(Dataset entries)
* Begin *

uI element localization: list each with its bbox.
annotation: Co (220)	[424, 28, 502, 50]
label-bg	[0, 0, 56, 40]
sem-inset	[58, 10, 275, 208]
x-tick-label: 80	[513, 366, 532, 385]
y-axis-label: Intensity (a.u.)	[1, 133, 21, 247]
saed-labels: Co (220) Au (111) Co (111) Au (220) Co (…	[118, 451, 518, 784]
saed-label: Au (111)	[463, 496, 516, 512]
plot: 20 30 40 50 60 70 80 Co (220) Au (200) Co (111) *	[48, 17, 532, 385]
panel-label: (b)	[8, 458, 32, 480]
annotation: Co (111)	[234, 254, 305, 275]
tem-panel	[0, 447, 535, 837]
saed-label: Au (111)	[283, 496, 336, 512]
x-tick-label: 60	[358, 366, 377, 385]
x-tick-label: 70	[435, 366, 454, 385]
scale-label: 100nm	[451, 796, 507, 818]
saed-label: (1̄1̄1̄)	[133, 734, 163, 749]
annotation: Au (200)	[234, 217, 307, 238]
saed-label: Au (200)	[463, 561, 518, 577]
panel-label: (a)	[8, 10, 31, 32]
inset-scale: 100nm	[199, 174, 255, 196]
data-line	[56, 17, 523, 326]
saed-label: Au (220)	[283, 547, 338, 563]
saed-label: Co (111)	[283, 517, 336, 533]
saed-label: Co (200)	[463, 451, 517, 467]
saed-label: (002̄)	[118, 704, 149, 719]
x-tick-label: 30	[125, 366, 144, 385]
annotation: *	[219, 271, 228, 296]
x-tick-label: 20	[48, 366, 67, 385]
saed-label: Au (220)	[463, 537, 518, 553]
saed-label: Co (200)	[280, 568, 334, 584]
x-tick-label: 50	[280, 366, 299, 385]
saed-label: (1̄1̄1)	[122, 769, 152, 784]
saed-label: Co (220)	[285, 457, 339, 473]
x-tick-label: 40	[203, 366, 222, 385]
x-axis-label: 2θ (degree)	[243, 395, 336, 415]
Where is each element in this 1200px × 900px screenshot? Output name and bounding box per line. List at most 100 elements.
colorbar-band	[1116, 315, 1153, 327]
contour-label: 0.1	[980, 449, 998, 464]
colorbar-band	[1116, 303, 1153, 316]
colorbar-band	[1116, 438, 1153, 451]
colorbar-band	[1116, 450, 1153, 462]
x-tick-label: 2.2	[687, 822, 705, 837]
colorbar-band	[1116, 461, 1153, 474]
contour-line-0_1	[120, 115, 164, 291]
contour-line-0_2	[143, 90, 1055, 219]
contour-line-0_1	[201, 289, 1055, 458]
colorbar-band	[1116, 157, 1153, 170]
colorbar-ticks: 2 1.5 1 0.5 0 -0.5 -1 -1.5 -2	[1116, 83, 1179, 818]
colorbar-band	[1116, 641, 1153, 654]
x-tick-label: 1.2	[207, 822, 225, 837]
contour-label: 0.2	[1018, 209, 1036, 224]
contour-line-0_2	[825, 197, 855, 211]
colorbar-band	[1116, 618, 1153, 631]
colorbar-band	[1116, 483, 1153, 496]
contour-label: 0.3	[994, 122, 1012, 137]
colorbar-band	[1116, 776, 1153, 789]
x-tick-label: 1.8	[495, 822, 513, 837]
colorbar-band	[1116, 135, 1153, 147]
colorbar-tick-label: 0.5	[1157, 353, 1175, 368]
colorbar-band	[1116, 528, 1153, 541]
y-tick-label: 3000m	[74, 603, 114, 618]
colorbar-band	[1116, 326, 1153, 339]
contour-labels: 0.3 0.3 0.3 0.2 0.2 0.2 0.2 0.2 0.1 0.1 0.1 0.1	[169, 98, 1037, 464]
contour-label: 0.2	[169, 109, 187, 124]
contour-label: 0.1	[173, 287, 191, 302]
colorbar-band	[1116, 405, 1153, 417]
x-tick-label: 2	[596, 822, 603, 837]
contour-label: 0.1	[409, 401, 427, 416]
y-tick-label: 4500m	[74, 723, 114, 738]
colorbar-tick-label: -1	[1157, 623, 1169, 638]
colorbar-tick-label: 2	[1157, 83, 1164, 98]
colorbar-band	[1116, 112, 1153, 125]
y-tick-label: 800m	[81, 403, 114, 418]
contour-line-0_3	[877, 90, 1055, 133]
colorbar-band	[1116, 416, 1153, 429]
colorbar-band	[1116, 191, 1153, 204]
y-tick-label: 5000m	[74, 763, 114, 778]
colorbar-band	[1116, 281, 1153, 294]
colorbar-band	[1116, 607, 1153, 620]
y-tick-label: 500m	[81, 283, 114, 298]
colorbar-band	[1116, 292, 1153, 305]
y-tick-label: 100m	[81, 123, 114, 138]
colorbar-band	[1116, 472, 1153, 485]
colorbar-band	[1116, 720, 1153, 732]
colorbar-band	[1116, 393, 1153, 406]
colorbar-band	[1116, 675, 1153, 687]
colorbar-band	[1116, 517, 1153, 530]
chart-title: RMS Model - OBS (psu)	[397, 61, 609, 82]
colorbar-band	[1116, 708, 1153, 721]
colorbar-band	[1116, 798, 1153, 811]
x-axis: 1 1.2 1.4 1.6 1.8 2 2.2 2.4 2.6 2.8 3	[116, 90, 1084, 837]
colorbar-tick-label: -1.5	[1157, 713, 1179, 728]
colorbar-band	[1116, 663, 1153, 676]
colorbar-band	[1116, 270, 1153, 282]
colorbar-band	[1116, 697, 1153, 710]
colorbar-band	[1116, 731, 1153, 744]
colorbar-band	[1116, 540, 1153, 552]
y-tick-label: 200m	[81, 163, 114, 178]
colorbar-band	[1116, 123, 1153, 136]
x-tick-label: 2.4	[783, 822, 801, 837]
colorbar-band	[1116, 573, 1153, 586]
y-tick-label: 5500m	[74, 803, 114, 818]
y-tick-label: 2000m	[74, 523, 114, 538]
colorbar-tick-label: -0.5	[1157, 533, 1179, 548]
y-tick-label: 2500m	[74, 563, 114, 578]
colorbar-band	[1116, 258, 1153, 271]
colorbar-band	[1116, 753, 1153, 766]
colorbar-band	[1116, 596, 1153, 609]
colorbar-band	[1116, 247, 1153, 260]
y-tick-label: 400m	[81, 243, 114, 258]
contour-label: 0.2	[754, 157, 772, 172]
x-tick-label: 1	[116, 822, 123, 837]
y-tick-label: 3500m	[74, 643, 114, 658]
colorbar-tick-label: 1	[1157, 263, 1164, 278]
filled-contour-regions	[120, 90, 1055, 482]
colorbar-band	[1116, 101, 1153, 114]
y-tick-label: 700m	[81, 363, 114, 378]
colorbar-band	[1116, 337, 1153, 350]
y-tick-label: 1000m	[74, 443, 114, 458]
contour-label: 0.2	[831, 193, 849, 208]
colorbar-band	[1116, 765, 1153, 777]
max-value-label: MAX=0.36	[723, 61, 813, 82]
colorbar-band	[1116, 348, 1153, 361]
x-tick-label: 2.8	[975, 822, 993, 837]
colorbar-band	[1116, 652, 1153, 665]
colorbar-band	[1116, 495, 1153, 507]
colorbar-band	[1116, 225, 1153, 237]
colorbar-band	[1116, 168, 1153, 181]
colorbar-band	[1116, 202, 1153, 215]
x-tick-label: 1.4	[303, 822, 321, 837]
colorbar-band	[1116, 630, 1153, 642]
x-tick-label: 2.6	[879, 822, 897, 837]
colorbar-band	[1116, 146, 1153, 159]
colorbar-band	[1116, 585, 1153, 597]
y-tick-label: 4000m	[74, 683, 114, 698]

* End *

Swap every "colorbar-band" in these records for "legend-band", and give all the lines again with nothing else changed.

__Correct response__
uI element localization: list each with its bbox.
annotation: Co (220)	[424, 28, 502, 50]
label-bg	[0, 0, 56, 40]
sem-inset	[58, 10, 275, 208]
x-tick-label: 80	[513, 366, 532, 385]
y-axis-label: Intensity (a.u.)	[1, 133, 21, 247]
saed-labels: Co (220) Au (111) Co (111) Au (220) Co (…	[118, 451, 518, 784]
saed-label: Au (111)	[463, 496, 516, 512]
plot: 20 30 40 50 60 70 80 Co (220) Au (200) Co (111) *	[48, 17, 532, 385]
panel-label: (b)	[8, 458, 32, 480]
annotation: Co (111)	[234, 254, 305, 275]
tem-panel	[0, 447, 535, 837]
saed-label: Au (111)	[283, 496, 336, 512]
x-tick-label: 60	[358, 366, 377, 385]
x-tick-label: 70	[435, 366, 454, 385]
scale-label: 100nm	[451, 796, 507, 818]
saed-label: (1̄1̄1̄)	[133, 734, 163, 749]
annotation: Au (200)	[234, 217, 307, 238]
saed-label: Au (200)	[463, 561, 518, 577]
panel-label: (a)	[8, 10, 31, 32]
inset-scale: 100nm	[199, 174, 255, 196]
data-line	[56, 17, 523, 326]
saed-label: Au (220)	[283, 547, 338, 563]
saed-label: Co (111)	[283, 517, 336, 533]
saed-label: Co (200)	[463, 451, 517, 467]
saed-label: (002̄)	[118, 704, 149, 719]
x-tick-label: 30	[125, 366, 144, 385]
annotation: *	[219, 271, 228, 296]
x-tick-label: 20	[48, 366, 67, 385]
saed-label: Au (220)	[463, 537, 518, 553]
saed-label: Co (200)	[280, 568, 334, 584]
x-tick-label: 50	[280, 366, 299, 385]
saed-label: (1̄1̄1)	[122, 769, 152, 784]
saed-label: Co (220)	[285, 457, 339, 473]
x-tick-label: 40	[203, 366, 222, 385]
x-axis-label: 2θ (degree)	[243, 395, 336, 415]
Where is each element in this 1200px × 900px screenshot? Output name and bounding box per line. List at most 100 elements.
legend-band	[1116, 315, 1153, 327]
contour-label: 0.1	[980, 449, 998, 464]
legend-band	[1116, 303, 1153, 316]
legend-band	[1116, 438, 1153, 451]
legend-band	[1116, 450, 1153, 462]
x-tick-label: 2.2	[687, 822, 705, 837]
legend-band	[1116, 461, 1153, 474]
contour-line-0_1	[120, 115, 164, 291]
contour-line-0_2	[143, 90, 1055, 219]
contour-line-0_1	[201, 289, 1055, 458]
legend-band	[1116, 157, 1153, 170]
colorbar-ticks: 2 1.5 1 0.5 0 -0.5 -1 -1.5 -2	[1116, 83, 1179, 818]
legend-band	[1116, 641, 1153, 654]
x-tick-label: 1.2	[207, 822, 225, 837]
contour-label: 0.2	[1018, 209, 1036, 224]
contour-line-0_2	[825, 197, 855, 211]
legend-band	[1116, 618, 1153, 631]
legend-band	[1116, 483, 1153, 496]
contour-label: 0.3	[994, 122, 1012, 137]
legend-band	[1116, 776, 1153, 789]
x-tick-label: 1.8	[495, 822, 513, 837]
legend-band	[1116, 135, 1153, 147]
colorbar-tick-label: 0.5	[1157, 353, 1175, 368]
legend-band	[1116, 528, 1153, 541]
y-tick-label: 3000m	[74, 603, 114, 618]
legend-band	[1116, 326, 1153, 339]
contour-labels: 0.3 0.3 0.3 0.2 0.2 0.2 0.2 0.2 0.1 0.1 0.1 0.1	[169, 98, 1037, 464]
contour-label: 0.2	[169, 109, 187, 124]
contour-label: 0.1	[173, 287, 191, 302]
legend-band	[1116, 405, 1153, 417]
x-tick-label: 2	[596, 822, 603, 837]
contour-label: 0.1	[409, 401, 427, 416]
y-tick-label: 4500m	[74, 723, 114, 738]
colorbar-tick-label: -1	[1157, 623, 1169, 638]
colorbar-tick-label: 2	[1157, 83, 1164, 98]
legend-band	[1116, 112, 1153, 125]
y-tick-label: 800m	[81, 403, 114, 418]
contour-line-0_3	[877, 90, 1055, 133]
legend-band	[1116, 416, 1153, 429]
legend-band	[1116, 191, 1153, 204]
y-tick-label: 5000m	[74, 763, 114, 778]
legend-band	[1116, 281, 1153, 294]
legend-band	[1116, 607, 1153, 620]
y-tick-label: 500m	[81, 283, 114, 298]
legend-band	[1116, 292, 1153, 305]
y-tick-label: 100m	[81, 123, 114, 138]
legend-band	[1116, 472, 1153, 485]
legend-band	[1116, 720, 1153, 732]
legend-band	[1116, 393, 1153, 406]
legend-band	[1116, 675, 1153, 687]
legend-band	[1116, 517, 1153, 530]
chart-title: RMS Model - OBS (psu)	[397, 61, 609, 82]
legend-band	[1116, 708, 1153, 721]
legend-band	[1116, 798, 1153, 811]
x-axis: 1 1.2 1.4 1.6 1.8 2 2.2 2.4 2.6 2.8 3	[116, 90, 1084, 837]
colorbar-tick-label: -1.5	[1157, 713, 1179, 728]
legend-band	[1116, 663, 1153, 676]
legend-band	[1116, 270, 1153, 282]
legend-band	[1116, 697, 1153, 710]
legend-band	[1116, 731, 1153, 744]
legend-band	[1116, 540, 1153, 552]
y-tick-label: 200m	[81, 163, 114, 178]
legend-band	[1116, 123, 1153, 136]
x-tick-label: 2.4	[783, 822, 801, 837]
legend-band	[1116, 573, 1153, 586]
y-tick-label: 5500m	[74, 803, 114, 818]
y-tick-label: 2000m	[74, 523, 114, 538]
colorbar-tick-label: -0.5	[1157, 533, 1179, 548]
y-tick-label: 2500m	[74, 563, 114, 578]
legend-band	[1116, 258, 1153, 271]
legend-band	[1116, 753, 1153, 766]
legend-band	[1116, 596, 1153, 609]
legend-band	[1116, 247, 1153, 260]
y-tick-label: 400m	[81, 243, 114, 258]
contour-label: 0.2	[754, 157, 772, 172]
x-tick-label: 1	[116, 822, 123, 837]
y-tick-label: 3500m	[74, 643, 114, 658]
colorbar-tick-label: 1	[1157, 263, 1164, 278]
filled-contour-regions	[120, 90, 1055, 482]
legend-band	[1116, 101, 1153, 114]
y-tick-label: 700m	[81, 363, 114, 378]
legend-band	[1116, 337, 1153, 350]
y-tick-label: 1000m	[74, 443, 114, 458]
contour-label: 0.2	[831, 193, 849, 208]
legend-band	[1116, 765, 1153, 777]
max-value-label: MAX=0.36	[723, 61, 813, 82]
legend-band	[1116, 348, 1153, 361]
x-tick-label: 2.8	[975, 822, 993, 837]
legend-band	[1116, 652, 1153, 665]
legend-band	[1116, 495, 1153, 507]
legend-band	[1116, 225, 1153, 237]
legend-band	[1116, 168, 1153, 181]
legend-band	[1116, 202, 1153, 215]
x-tick-label: 1.4	[303, 822, 321, 837]
legend-band	[1116, 630, 1153, 642]
x-tick-label: 2.6	[879, 822, 897, 837]
legend-band	[1116, 146, 1153, 159]
legend-band	[1116, 585, 1153, 597]
y-tick-label: 4000m	[74, 683, 114, 698]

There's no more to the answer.